#### Directions for this task
Put the lines from the one containing "774, 175, 790]" through the one containing "444, 183, 460]", both included, into a Markdown table with the columns Row and Line, skipping blank lines.

-- Start --

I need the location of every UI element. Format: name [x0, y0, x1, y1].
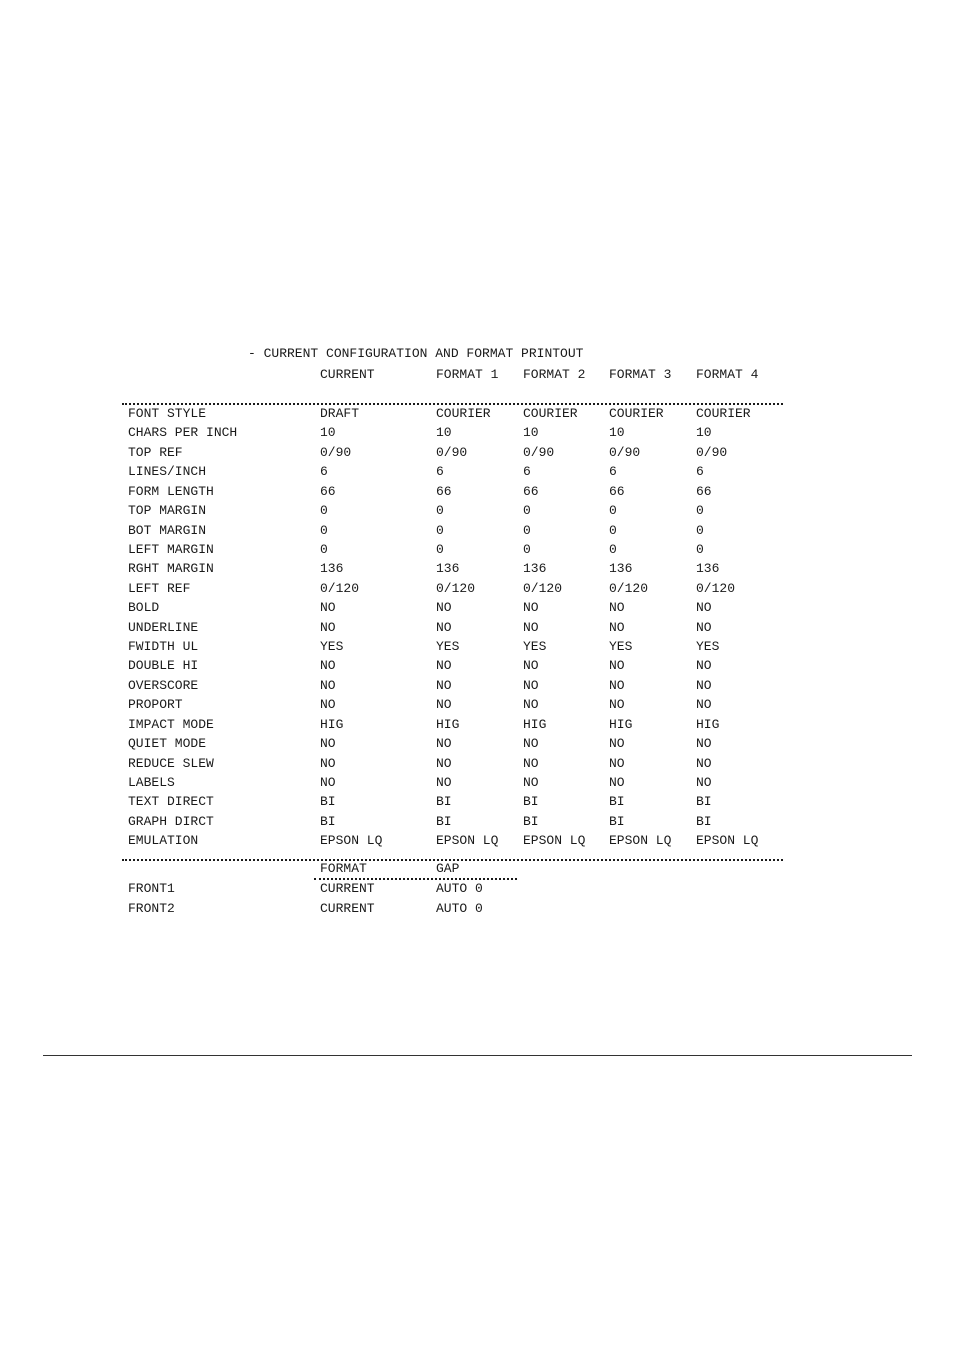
row-label: LABELS	[128, 774, 175, 790]
paper-path-cell: AUTO 0	[436, 881, 483, 896]
row-label: DOUBLE HI	[128, 658, 199, 674]
paper-path-label: FRONT1	[128, 881, 175, 896]
table-cell: 0/120	[523, 580, 563, 596]
table-cell: 0/120	[320, 580, 360, 596]
row-label: QUIET MODE	[128, 736, 207, 752]
table-cell: EPSON LQ	[696, 833, 759, 849]
row-label: FWIDTH UL	[128, 639, 199, 655]
table-cell: YES	[696, 639, 720, 655]
table-cell: BI	[609, 813, 625, 829]
table-cell: NO	[523, 600, 539, 616]
table-cell: 136	[696, 561, 720, 577]
table-cell: BI	[320, 813, 336, 829]
table-cell: DRAFT	[320, 406, 360, 421]
row-label: RGHT MARGIN	[128, 561, 214, 577]
row-label: OVERSCORE	[128, 677, 199, 693]
table-cell: YES	[320, 639, 344, 655]
table-cell: NO	[609, 697, 625, 713]
table-cell: NO	[609, 600, 625, 616]
row-label: GRAPH DIRCT	[128, 813, 214, 829]
table-cell: EPSON LQ	[609, 833, 672, 849]
table-cell: NO	[436, 755, 452, 771]
table-cell: 0	[609, 503, 617, 519]
table-cell: EPSON LQ	[523, 833, 586, 849]
table-cell: 10	[320, 425, 336, 441]
table-cell: NO	[436, 619, 452, 635]
table-cell: 10	[523, 425, 539, 441]
table-cell: 0	[436, 541, 444, 557]
table-cell: NO	[696, 755, 712, 771]
row-label: EMULATION	[128, 833, 199, 849]
row-label: BOLD	[128, 600, 160, 616]
table-cell: 0/90	[609, 444, 641, 460]
table-cell: NO	[696, 619, 712, 635]
table-cell: BI	[696, 794, 712, 810]
table-cell: 0	[436, 522, 444, 538]
row-label: TOP REF	[128, 444, 183, 460]
column-header: CURRENT	[320, 367, 375, 382]
row-label: TEXT DIRECT	[128, 794, 214, 810]
table-cell: NO	[320, 677, 336, 693]
table-cell: NO	[609, 677, 625, 693]
table-cell: NO	[609, 619, 625, 635]
table-cell: BI	[609, 794, 625, 810]
table-cell: COURIER	[696, 406, 751, 421]
table-cell: COURIER	[523, 406, 578, 421]
paper-path-header: GAP	[436, 861, 460, 876]
table-cell: 66	[609, 483, 625, 499]
table-cell: 6	[436, 464, 444, 480]
table-cell: NO	[320, 755, 336, 771]
page-divider	[43, 1055, 912, 1056]
table-cell: COURIER	[436, 406, 491, 421]
table-cell: HIG	[320, 716, 344, 732]
row-label: LINES/INCH	[128, 464, 207, 480]
table-cell: NO	[320, 600, 336, 616]
table-cell: 0	[320, 503, 328, 519]
table-cell: NO	[436, 736, 452, 752]
paper-path-header: FORMAT	[320, 861, 367, 876]
table-cell: NO	[609, 774, 625, 790]
table-cell: NO	[523, 658, 539, 674]
table-cell: NO	[320, 658, 336, 674]
table-cell: NO	[696, 736, 712, 752]
table-cell: YES	[523, 639, 547, 655]
column-header: FORMAT 3	[609, 367, 672, 382]
table-cell: NO	[523, 677, 539, 693]
row-label: PROPORT	[128, 697, 183, 713]
table-cell: NO	[523, 755, 539, 771]
table-cell: NO	[320, 736, 336, 752]
table-cell: 66	[696, 483, 712, 499]
table-cell: NO	[696, 600, 712, 616]
table-cell: 0	[523, 541, 531, 557]
table-cell: BI	[436, 794, 452, 810]
table-cell: BI	[320, 794, 336, 810]
table-cell: 0	[696, 541, 704, 557]
table-cell: EPSON LQ	[436, 833, 499, 849]
row-label: UNDERLINE	[128, 619, 199, 635]
table-cell: 0	[320, 522, 328, 538]
table-cell: NO	[436, 600, 452, 616]
paper-path-cell: AUTO 0	[436, 900, 483, 916]
table-cell: 6	[320, 464, 328, 480]
table-cell: NO	[436, 658, 452, 674]
table-cell: NO	[523, 774, 539, 790]
row-label: REDUCE SLEW	[128, 755, 214, 771]
row-label: CHARS PER INCH	[128, 425, 238, 441]
table-cell: 66	[320, 483, 336, 499]
printout-title: - CURRENT CONFIGURATION AND FORMAT PRINTOUT	[248, 346, 584, 361]
row-label: BOT MARGIN	[128, 522, 207, 538]
row-label: LEFT MARGIN	[128, 541, 214, 557]
table-cell: 0	[523, 522, 531, 538]
table-cell: 66	[436, 483, 452, 499]
table-cell: NO	[436, 774, 452, 790]
row-label: LEFT REF	[128, 580, 191, 596]
table-cell: NO	[436, 677, 452, 693]
table-cell: HIG	[696, 716, 720, 732]
table-cell: 0	[436, 503, 444, 519]
table-cell: 6	[696, 464, 704, 480]
table-cell: NO	[696, 697, 712, 713]
table-cell: HIG	[609, 716, 633, 732]
table-cell: 0/90	[696, 444, 728, 460]
table-cell: NO	[609, 658, 625, 674]
table-cell: 0/120	[609, 580, 649, 596]
table-cell: BI	[523, 813, 539, 829]
paper-path-cell: CURRENT	[320, 900, 375, 916]
table-cell: 136	[320, 561, 344, 577]
row-label: FONT STYLE	[128, 406, 207, 421]
table-cell: BI	[436, 813, 452, 829]
table-cell: YES	[436, 639, 460, 655]
table-cell: 0	[696, 522, 704, 538]
table-cell: 0/120	[436, 580, 476, 596]
row-label: IMPACT MODE	[128, 716, 214, 732]
row-label: TOP MARGIN	[128, 503, 207, 519]
table-cell: 136	[523, 561, 547, 577]
table-cell: 0	[609, 541, 617, 557]
table-cell: 0	[696, 503, 704, 519]
column-header: FORMAT 4	[696, 367, 759, 382]
table-cell: NO	[320, 697, 336, 713]
table-cell: NO	[523, 697, 539, 713]
table-cell: NO	[320, 619, 336, 635]
table-cell: 0/120	[696, 580, 736, 596]
table-cell: YES	[609, 639, 633, 655]
table-cell: NO	[696, 677, 712, 693]
table-cell: NO	[523, 619, 539, 635]
table-cell: HIG	[436, 716, 460, 732]
table-cell: 10	[609, 425, 625, 441]
table-cell: NO	[696, 658, 712, 674]
table-cell: EPSON LQ	[320, 833, 383, 849]
table-cell: 6	[523, 464, 531, 480]
table-cell: 0	[523, 503, 531, 519]
table-cell: 10	[696, 425, 712, 441]
row-label: FORM LENGTH	[128, 483, 214, 499]
column-header: FORMAT 2	[523, 367, 586, 382]
table-cell: 0	[609, 522, 617, 538]
table-cell: COURIER	[609, 406, 664, 421]
table-cell: 0/90	[523, 444, 555, 460]
table-cell: NO	[523, 736, 539, 752]
table-cell: 66	[523, 483, 539, 499]
table-cell: 6	[609, 464, 617, 480]
table-cell: 0	[320, 541, 328, 557]
column-header: FORMAT 1	[436, 367, 499, 382]
table-cell: NO	[609, 755, 625, 771]
table-cell: 136	[609, 561, 633, 577]
table-cell: NO	[320, 774, 336, 790]
table-cell: 0/90	[320, 444, 352, 460]
table-cell: NO	[609, 736, 625, 752]
table-cell: NO	[436, 697, 452, 713]
table-cell: 0/90	[436, 444, 468, 460]
table-cell: NO	[696, 774, 712, 790]
table-cell: 10	[436, 425, 452, 441]
paper-path-label: FRONT2	[128, 900, 175, 916]
paper-path-cell: CURRENT	[320, 881, 375, 896]
table-cell: 136	[436, 561, 460, 577]
table-cell: BI	[696, 813, 712, 829]
table-cell: BI	[523, 794, 539, 810]
table-cell: HIG	[523, 716, 547, 732]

-- End --

#### Written response
| Row | Line |
|---|---|
| 1 | row-label: LABELS	[128, 774, 175, 790] |
| 2 | paper-path-cell: AUTO 0	[436, 881, 483, 896] |
| 3 | row-label: DOUBLE HI	[128, 658, 199, 674] |
| 4 | paper-path-label: FRONT1	[128, 881, 175, 896] |
| 5 | table-cell: 0/120	[523, 580, 563, 596] |
| 6 | table-cell: 0/120	[320, 580, 360, 596] |
| 7 | row-label: QUIET MODE	[128, 736, 207, 752] |
| 8 | table-cell: EPSON LQ	[696, 833, 759, 849] |
| 9 | row-label: FWIDTH UL	[128, 639, 199, 655] |
| 10 | table-cell: YES	[696, 639, 720, 655] |
| 11 | table-cell: BI	[609, 813, 625, 829] |
| 12 | table-cell: NO	[523, 600, 539, 616] |
| 13 | table-cell: 136	[696, 561, 720, 577] |
| 14 | table-cell: BI	[320, 813, 336, 829] |
| 15 | table-cell: DRAFT	[320, 406, 360, 421] |
| 16 | row-label: RGHT MARGIN	[128, 561, 214, 577] |
| 17 | row-label: OVERSCORE	[128, 677, 199, 693] |
| 18 | table-cell: YES	[320, 639, 344, 655] |
| 19 | table-cell: NO	[609, 697, 625, 713] |
| 20 | table-cell: NO	[609, 600, 625, 616] |
| 21 | row-label: GRAPH DIRCT	[128, 813, 214, 829] |
| 22 | table-cell: EPSON LQ	[609, 833, 672, 849] |
| 23 | table-cell: NO	[436, 755, 452, 771] |
| 24 | table-cell: 0	[609, 503, 617, 519] |
| 25 | table-cell: EPSON LQ	[523, 833, 586, 849] |
| 26 | table-cell: 10	[320, 425, 336, 441] |
| 27 | table-cell: NO	[436, 619, 452, 635] |
| 28 | table-cell: 10	[523, 425, 539, 441] |
| 29 | table-cell: 0	[436, 541, 444, 557] |
| 30 | table-cell: NO	[696, 755, 712, 771] |
| 31 | row-label: EMULATION	[128, 833, 199, 849] |
| 32 | row-label: BOLD	[128, 600, 160, 616] |
| 33 | table-cell: 0/90	[609, 444, 641, 460] |
| 34 | table-cell: NO	[696, 619, 712, 635] |
| 35 | table-cell: BI	[696, 794, 712, 810] |
| 36 | table-cell: 0	[436, 522, 444, 538] |
| 37 | row-label: TOP REF	[128, 444, 183, 460] |